* _Aim of the task_: Render the following material again verbatim, leaving nothing out.

* _Data in this exercise_:
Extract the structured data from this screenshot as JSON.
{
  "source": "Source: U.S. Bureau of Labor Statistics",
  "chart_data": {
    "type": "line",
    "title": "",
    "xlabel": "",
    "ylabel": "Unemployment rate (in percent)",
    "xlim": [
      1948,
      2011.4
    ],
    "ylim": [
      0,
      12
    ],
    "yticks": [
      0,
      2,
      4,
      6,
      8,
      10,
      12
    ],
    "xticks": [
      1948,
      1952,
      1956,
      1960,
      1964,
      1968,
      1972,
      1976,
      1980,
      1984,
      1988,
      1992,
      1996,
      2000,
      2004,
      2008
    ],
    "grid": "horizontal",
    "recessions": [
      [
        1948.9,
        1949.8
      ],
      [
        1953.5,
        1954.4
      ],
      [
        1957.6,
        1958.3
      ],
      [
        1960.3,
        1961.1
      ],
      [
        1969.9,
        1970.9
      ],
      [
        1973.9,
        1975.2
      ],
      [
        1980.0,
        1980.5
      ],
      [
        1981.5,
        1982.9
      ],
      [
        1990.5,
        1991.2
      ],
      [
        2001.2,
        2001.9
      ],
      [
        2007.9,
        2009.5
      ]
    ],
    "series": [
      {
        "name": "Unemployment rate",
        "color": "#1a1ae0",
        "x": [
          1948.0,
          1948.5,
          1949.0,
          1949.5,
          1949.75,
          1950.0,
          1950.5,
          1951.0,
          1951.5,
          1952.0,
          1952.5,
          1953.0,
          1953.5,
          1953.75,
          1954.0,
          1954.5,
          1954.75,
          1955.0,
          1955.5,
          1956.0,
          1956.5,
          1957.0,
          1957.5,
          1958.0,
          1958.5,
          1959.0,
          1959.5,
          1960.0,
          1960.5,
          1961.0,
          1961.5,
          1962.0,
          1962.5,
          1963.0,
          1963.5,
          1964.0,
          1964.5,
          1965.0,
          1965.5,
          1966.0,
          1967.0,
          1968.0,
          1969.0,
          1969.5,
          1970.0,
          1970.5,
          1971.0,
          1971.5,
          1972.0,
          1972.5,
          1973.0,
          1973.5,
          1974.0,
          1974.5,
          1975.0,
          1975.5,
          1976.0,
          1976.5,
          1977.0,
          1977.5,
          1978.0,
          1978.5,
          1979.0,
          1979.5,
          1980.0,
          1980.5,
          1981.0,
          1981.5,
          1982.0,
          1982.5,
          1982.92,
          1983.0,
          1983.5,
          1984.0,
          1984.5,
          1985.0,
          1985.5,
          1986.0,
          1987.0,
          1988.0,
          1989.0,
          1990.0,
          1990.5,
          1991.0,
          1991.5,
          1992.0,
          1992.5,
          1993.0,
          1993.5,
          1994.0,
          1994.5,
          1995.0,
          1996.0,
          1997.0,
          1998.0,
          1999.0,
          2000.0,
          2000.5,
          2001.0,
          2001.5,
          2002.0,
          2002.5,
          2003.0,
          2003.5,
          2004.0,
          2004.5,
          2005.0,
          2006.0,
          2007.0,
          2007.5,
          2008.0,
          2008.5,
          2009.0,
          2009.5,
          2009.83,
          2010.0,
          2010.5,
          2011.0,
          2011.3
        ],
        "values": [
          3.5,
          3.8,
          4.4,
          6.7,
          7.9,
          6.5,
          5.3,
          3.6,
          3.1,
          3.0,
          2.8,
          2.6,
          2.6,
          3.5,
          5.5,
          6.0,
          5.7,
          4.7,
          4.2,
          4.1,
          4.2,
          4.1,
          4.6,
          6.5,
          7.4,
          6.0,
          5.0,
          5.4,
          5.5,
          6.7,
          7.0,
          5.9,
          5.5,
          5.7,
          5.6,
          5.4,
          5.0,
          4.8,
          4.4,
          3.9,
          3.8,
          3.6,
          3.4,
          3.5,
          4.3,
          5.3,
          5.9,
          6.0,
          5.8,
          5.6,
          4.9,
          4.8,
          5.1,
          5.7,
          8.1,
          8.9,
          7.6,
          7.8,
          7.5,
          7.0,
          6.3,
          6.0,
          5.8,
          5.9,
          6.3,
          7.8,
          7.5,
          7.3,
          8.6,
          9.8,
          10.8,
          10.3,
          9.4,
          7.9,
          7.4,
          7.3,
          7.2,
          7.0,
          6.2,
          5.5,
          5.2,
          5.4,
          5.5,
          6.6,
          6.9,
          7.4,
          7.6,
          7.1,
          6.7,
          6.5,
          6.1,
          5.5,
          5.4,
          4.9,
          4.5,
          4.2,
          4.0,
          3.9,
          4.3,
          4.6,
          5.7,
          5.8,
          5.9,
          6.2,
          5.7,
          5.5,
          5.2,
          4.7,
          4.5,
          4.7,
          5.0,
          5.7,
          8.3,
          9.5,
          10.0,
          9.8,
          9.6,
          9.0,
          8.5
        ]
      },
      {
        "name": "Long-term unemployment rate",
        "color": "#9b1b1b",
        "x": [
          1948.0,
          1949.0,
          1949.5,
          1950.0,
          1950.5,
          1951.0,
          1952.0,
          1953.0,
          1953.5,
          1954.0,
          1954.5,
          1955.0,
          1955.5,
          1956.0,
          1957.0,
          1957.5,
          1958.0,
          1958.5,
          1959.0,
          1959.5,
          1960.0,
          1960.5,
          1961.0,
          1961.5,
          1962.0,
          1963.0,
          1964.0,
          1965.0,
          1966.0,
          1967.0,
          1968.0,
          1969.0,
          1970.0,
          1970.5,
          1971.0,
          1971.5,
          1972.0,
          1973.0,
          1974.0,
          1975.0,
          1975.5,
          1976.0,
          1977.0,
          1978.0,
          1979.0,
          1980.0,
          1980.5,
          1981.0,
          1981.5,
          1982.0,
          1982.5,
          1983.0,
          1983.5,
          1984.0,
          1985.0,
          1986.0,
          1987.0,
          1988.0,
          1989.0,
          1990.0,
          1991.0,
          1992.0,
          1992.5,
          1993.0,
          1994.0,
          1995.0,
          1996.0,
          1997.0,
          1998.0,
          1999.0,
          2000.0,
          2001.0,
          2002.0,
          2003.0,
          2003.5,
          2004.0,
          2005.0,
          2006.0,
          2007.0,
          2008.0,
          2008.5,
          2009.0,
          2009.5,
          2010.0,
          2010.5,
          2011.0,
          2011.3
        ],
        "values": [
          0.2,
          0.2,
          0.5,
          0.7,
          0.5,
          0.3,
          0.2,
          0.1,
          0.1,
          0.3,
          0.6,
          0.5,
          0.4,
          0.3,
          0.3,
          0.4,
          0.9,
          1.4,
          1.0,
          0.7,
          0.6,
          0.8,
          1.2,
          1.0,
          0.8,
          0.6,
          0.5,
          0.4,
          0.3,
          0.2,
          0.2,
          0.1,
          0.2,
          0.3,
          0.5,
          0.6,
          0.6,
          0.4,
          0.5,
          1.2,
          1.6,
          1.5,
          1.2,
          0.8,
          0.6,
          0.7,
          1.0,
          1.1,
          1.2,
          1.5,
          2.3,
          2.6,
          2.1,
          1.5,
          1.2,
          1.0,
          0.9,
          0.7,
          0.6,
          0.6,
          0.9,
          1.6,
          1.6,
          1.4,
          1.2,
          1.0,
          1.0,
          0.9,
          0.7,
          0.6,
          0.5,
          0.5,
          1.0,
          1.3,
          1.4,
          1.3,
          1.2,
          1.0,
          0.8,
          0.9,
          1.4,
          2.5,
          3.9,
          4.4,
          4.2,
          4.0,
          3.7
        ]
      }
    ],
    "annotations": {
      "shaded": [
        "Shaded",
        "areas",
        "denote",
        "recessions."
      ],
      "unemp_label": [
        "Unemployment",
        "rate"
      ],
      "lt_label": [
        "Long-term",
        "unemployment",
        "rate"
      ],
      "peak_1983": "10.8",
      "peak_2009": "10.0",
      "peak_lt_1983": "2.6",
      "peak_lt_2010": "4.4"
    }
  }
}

* _The reply_:
Extract the structured data from this screenshot as JSON.
{
  "source": "Source: U.S. Bureau of Labor Statistics",
  "chart_data": {
    "type": "line",
    "title": "",
    "xlabel": "",
    "ylabel": "Unemployment rate (in percent)",
    "xlim": [
      1948,
      2011.4
    ],
    "ylim": [
      0,
      12
    ],
    "yticks": [
      0,
      2,
      4,
      6,
      8,
      10,
      12
    ],
    "xticks": [
      1948,
      1952,
      1956,
      1960,
      1964,
      1968,
      1972,
      1976,
      1980,
      1984,
      1988,
      1992,
      1996,
      2000,
      2004,
      2008
    ],
    "grid": "horizontal",
    "recessions": [
      [
        1948.9,
        1949.8
      ],
      [
        1953.5,
        1954.4
      ],
      [
        1957.6,
        1958.3
      ],
      [
        1960.3,
        1961.1
      ],
      [
        1969.9,
        1970.9
      ],
      [
        1973.9,
        1975.2
      ],
      [
        1980.0,
        1980.5
      ],
      [
        1981.5,
        1982.9
      ],
      [
        1990.5,
        1991.2
      ],
      [
        2001.2,
        2001.9
      ],
      [
        2007.9,
        2009.5
      ]
    ],
    "series": [
      {
        "name": "Unemployment rate",
        "color": "#1a1ae0",
        "x": [
          1948.0,
          1948.5,
          1949.0,
          1949.5,
          1949.75,
          1950.0,
          1950.5,
          1951.0,
          1951.5,
          1952.0,
          1952.5,
          1953.0,
          1953.5,
          1953.75,
          1954.0,
          1954.5,
          1954.75,
          1955.0,
          1955.5,
          1956.0,
          1956.5,
          1957.0,
          1957.5,
          1958.0,
          1958.5,
          1959.0,
          1959.5,
          1960.0,
          1960.5,
          1961.0,
          1961.5,
          1962.0,
          1962.5,
          1963.0,
          1963.5,
          1964.0,
          1964.5,
          1965.0,
          1965.5,
          1966.0,
          1967.0,
          1968.0,
          1969.0,
          1969.5,
          1970.0,
          1970.5,
          1971.0,
          1971.5,
          1972.0,
          1972.5,
          1973.0,
          1973.5,
          1974.0,
          1974.5,
          1975.0,
          1975.5,
          1976.0,
          1976.5,
          1977.0,
          1977.5,
          1978.0,
          1978.5,
          1979.0,
          1979.5,
          1980.0,
          1980.5,
          1981.0,
          1981.5,
          1982.0,
          1982.5,
          1982.92,
          1983.0,
          1983.5,
          1984.0,
          1984.5,
          1985.0,
          1985.5,
          1986.0,
          1987.0,
          1988.0,
          1989.0,
          1990.0,
          1990.5,
          1991.0,
          1991.5,
          1992.0,
          1992.5,
          1993.0,
          1993.5,
          1994.0,
          1994.5,
          1995.0,
          1996.0,
          1997.0,
          1998.0,
          1999.0,
          2000.0,
          2000.5,
          2001.0,
          2001.5,
          2002.0,
          2002.5,
          2003.0,
          2003.5,
          2004.0,
          2004.5,
          2005.0,
          2006.0,
          2007.0,
          2007.5,
          2008.0,
          2008.5,
          2009.0,
          2009.5,
          2009.83,
          2010.0,
          2010.5,
          2011.0,
          2011.3
        ],
        "values": [
          3.5,
          3.8,
          4.4,
          6.7,
          7.9,
          6.5,
          5.3,
          3.6,
          3.1,
          3.0,
          2.8,
          2.6,
          2.6,
          3.5,
          5.5,
          6.0,
          5.7,
          4.7,
          4.2,
          4.1,
          4.2,
          4.1,
          4.6,
          6.5,
          7.4,
          6.0,
          5.0,
          5.4,
          5.5,
          6.7,
          7.0,
          5.9,
          5.5,
          5.7,
          5.6,
          5.4,
          5.0,
          4.8,
          4.4,
          3.9,
          3.8,
          3.6,
          3.4,
          3.5,
          4.3,
          5.3,
          5.9,
          6.0,
          5.8,
          5.6,
          4.9,
          4.8,
          5.1,
          5.7,
          8.1,
          8.9,
          7.6,
          7.8,
          7.5,
          7.0,
          6.3,
          6.0,
          5.8,
          5.9,
          6.3,
          7.8,
          7.5,
          7.3,
          8.6,
          9.8,
          10.8,
          10.3,
          9.4,
          7.9,
          7.4,
          7.3,
          7.2,
          7.0,
          6.2,
          5.5,
          5.2,
          5.4,
          5.5,
          6.6,
          6.9,
          7.4,
          7.6,
          7.1,
          6.7,
          6.5,
          6.1,
          5.5,
          5.4,
          4.9,
          4.5,
          4.2,
          4.0,
          3.9,
          4.3,
          4.6,
          5.7,
          5.8,
          5.9,
          6.2,
          5.7,
          5.5,
          5.2,
          4.7,
          4.5,
          4.7,
          5.0,
          5.7,
          8.3,
          9.5,
          10.0,
          9.8,
          9.6,
          9.0,
          8.5
        ]
      },
      {
        "name": "Long-term unemployment rate",
        "color": "#9b1b1b",
        "x": [
          1948.0,
          1949.0,
          1949.5,
          1950.0,
          1950.5,
          1951.0,
          1952.0,
          1953.0,
          1953.5,
          1954.0,
          1954.5,
          1955.0,
          1955.5,
          1956.0,
          1957.0,
          1957.5,
          1958.0,
          1958.5,
          1959.0,
          1959.5,
          1960.0,
          1960.5,
          1961.0,
          1961.5,
          1962.0,
          1963.0,
          1964.0,
          1965.0,
          1966.0,
          1967.0,
          1968.0,
          1969.0,
          1970.0,
          1970.5,
          1971.0,
          1971.5,
          1972.0,
          1973.0,
          1974.0,
          1975.0,
          1975.5,
          1976.0,
          1977.0,
          1978.0,
          1979.0,
          1980.0,
          1980.5,
          1981.0,
          1981.5,
          1982.0,
          1982.5,
          1983.0,
          1983.5,
          1984.0,
          1985.0,
          1986.0,
          1987.0,
          1988.0,
          1989.0,
          1990.0,
          1991.0,
          1992.0,
          1992.5,
          1993.0,
          1994.0,
          1995.0,
          1996.0,
          1997.0,
          1998.0,
          1999.0,
          2000.0,
          2001.0,
          2002.0,
          2003.0,
          2003.5,
          2004.0,
          2005.0,
          2006.0,
          2007.0,
          2008.0,
          2008.5,
          2009.0,
          2009.5,
          2010.0,
          2010.5,
          2011.0,
          2011.3
        ],
        "values": [
          0.2,
          0.2,
          0.5,
          0.7,
          0.5,
          0.3,
          0.2,
          0.1,
          0.1,
          0.3,
          0.6,
          0.5,
          0.4,
          0.3,
          0.3,
          0.4,
          0.9,
          1.4,
          1.0,
          0.7,
          0.6,
          0.8,
          1.2,
          1.0,
          0.8,
          0.6,
          0.5,
          0.4,
          0.3,
          0.2,
          0.2,
          0.1,
          0.2,
          0.3,
          0.5,
          0.6,
          0.6,
          0.4,
          0.5,
          1.2,
          1.6,
          1.5,
          1.2,
          0.8,
          0.6,
          0.7,
          1.0,
          1.1,
          1.2,
          1.5,
          2.3,
          2.6,
          2.1,
          1.5,
          1.2,
          1.0,
          0.9,
          0.7,
          0.6,
          0.6,
          0.9,
          1.6,
          1.6,
          1.4,
          1.2,
          1.0,
          1.0,
          0.9,
          0.7,
          0.6,
          0.5,
          0.5,
          1.0,
          1.3,
          1.4,
          1.3,
          1.2,
          1.0,
          0.8,
          0.9,
          1.4,
          2.5,
          3.9,
          4.4,
          4.2,
          4.0,
          3.7
        ]
      }
    ],
    "annotations": {
      "shaded": [
        "Shaded",
        "areas",
        "denote",
        "recessions."
      ],
      "unemp_label": [
        "Unemployment",
        "rate"
      ],
      "lt_label": [
        "Long-term",
        "unemployment",
        "rate"
      ],
      "peak_1983": "10.8",
      "peak_2009": "10.0",
      "peak_lt_1983": "2.6",
      "peak_lt_2010": "4.4"
    }
  }
}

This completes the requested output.